Raw records ::
--- Start ---
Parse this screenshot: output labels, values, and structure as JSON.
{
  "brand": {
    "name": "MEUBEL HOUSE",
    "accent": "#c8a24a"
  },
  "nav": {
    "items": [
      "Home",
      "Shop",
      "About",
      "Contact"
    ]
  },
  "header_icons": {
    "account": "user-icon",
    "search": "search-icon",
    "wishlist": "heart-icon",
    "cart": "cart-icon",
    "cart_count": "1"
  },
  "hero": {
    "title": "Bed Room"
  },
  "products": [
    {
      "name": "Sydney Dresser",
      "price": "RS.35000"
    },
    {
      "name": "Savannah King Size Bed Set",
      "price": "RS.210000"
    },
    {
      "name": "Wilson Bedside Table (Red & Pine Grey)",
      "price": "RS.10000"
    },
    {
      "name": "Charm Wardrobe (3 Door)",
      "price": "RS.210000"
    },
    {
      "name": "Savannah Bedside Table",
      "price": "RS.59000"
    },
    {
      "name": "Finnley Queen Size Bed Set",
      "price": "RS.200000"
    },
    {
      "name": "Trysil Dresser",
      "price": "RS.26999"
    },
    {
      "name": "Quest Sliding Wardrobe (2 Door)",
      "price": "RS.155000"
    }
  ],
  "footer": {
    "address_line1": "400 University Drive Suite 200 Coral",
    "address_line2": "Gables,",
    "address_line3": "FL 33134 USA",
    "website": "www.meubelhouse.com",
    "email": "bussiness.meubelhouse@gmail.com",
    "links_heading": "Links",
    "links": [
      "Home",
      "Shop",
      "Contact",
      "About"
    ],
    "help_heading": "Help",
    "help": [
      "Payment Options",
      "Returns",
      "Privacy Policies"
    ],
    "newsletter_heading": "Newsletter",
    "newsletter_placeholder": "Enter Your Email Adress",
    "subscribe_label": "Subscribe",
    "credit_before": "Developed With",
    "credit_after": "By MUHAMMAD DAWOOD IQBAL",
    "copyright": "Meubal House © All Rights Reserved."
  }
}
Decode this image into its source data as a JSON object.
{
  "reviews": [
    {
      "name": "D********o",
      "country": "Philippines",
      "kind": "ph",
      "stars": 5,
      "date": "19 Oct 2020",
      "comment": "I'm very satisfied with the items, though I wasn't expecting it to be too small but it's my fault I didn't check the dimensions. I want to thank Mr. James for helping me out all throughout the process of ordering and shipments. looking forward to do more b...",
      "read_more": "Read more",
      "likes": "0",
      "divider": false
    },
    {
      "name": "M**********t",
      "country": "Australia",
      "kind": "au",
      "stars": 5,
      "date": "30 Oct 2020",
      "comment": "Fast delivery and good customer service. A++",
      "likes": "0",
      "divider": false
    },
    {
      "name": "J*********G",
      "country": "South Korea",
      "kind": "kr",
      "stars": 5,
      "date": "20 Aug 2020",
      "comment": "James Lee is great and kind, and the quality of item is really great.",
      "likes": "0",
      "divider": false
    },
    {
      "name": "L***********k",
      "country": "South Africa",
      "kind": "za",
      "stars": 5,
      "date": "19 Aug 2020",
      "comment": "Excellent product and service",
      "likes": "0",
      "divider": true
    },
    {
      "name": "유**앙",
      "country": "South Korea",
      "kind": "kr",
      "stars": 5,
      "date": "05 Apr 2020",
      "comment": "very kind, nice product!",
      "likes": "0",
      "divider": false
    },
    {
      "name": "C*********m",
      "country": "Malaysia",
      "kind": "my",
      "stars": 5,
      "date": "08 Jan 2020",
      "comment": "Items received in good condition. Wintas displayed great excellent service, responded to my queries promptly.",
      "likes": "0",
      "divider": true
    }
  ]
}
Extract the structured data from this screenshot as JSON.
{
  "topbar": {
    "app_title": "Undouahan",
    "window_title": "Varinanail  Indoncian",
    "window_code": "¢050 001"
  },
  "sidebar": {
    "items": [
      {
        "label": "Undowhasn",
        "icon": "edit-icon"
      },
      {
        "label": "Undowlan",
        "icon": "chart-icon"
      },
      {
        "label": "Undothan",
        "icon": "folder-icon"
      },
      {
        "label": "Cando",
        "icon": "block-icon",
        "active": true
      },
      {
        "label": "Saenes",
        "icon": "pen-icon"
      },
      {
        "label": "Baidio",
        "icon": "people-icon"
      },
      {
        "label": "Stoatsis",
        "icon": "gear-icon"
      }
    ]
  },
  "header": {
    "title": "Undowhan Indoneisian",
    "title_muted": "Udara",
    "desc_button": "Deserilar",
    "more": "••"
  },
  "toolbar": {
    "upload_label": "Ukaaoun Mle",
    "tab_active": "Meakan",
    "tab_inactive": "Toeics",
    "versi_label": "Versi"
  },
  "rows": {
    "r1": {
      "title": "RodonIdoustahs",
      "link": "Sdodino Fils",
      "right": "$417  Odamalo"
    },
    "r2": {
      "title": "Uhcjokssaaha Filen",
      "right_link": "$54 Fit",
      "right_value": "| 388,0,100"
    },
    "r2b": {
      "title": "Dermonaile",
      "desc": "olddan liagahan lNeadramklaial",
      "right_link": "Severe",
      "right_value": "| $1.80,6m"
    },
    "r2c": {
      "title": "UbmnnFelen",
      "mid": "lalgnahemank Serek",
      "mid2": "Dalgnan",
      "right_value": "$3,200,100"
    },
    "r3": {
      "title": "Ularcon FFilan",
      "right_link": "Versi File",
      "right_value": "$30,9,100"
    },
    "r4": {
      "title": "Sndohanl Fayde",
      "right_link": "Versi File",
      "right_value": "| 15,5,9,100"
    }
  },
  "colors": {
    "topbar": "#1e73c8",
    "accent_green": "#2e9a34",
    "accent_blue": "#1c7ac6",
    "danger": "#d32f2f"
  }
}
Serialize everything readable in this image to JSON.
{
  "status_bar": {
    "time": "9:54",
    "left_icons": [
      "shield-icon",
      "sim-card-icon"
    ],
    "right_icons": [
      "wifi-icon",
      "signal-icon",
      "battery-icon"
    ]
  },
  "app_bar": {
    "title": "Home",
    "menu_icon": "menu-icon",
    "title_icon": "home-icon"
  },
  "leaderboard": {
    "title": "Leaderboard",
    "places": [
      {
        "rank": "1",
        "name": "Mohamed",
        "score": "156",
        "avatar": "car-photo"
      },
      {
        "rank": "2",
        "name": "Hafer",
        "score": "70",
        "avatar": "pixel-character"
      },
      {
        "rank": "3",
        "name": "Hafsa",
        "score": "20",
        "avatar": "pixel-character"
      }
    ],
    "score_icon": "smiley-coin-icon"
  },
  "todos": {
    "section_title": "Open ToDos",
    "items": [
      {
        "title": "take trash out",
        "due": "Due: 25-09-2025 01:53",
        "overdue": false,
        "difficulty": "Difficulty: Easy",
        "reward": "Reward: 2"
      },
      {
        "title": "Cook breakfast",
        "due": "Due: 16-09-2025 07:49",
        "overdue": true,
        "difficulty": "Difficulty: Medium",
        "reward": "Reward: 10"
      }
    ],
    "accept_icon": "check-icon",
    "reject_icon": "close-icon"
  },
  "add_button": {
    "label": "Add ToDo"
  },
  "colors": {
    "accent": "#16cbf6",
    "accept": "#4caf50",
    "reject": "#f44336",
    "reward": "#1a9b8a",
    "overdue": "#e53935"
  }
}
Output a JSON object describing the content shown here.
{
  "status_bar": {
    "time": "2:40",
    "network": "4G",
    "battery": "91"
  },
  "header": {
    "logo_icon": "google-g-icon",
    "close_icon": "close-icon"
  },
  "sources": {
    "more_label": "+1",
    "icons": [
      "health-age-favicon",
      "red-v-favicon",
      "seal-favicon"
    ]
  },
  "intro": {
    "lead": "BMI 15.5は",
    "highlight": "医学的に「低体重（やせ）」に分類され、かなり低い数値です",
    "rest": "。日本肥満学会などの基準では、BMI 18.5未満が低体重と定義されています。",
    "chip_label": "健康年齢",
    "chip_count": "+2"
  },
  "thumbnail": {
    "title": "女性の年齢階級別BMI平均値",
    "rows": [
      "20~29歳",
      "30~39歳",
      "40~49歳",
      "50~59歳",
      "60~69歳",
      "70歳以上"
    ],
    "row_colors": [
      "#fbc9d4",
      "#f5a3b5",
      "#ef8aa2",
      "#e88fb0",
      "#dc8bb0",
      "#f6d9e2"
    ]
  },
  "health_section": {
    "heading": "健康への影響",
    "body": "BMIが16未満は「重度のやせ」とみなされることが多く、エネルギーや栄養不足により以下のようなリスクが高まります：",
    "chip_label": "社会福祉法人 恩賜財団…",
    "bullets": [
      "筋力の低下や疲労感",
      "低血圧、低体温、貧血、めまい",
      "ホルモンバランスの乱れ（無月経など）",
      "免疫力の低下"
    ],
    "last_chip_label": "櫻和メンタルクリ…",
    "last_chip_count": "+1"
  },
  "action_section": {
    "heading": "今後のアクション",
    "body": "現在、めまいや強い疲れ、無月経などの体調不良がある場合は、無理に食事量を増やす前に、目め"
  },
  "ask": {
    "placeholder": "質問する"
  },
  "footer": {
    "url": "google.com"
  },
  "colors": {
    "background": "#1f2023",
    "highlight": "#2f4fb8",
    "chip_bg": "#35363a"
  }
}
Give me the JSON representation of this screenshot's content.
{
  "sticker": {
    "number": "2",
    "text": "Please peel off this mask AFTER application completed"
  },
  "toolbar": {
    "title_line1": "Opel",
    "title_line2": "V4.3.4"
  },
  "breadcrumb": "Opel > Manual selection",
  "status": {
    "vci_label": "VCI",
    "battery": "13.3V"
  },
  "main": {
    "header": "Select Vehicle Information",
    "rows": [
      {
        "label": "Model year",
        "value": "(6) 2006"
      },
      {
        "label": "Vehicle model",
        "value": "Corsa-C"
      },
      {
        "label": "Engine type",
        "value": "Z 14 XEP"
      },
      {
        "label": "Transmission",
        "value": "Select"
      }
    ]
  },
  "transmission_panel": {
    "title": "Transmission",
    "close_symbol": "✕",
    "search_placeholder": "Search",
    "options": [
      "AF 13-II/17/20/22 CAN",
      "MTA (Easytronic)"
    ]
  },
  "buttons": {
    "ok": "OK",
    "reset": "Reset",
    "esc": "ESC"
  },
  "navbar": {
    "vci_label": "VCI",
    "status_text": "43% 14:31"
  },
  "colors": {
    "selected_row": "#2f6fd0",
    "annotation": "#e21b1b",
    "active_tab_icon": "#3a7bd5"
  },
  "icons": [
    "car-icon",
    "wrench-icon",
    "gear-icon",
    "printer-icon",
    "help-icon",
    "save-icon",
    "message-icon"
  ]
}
--- End ---
Written exercise ::
Search the data above for the string "overdue" and return every line that has it.

Response to the task ::
        "overdue": false,
        "overdue": true,
    "overdue": "#e53935"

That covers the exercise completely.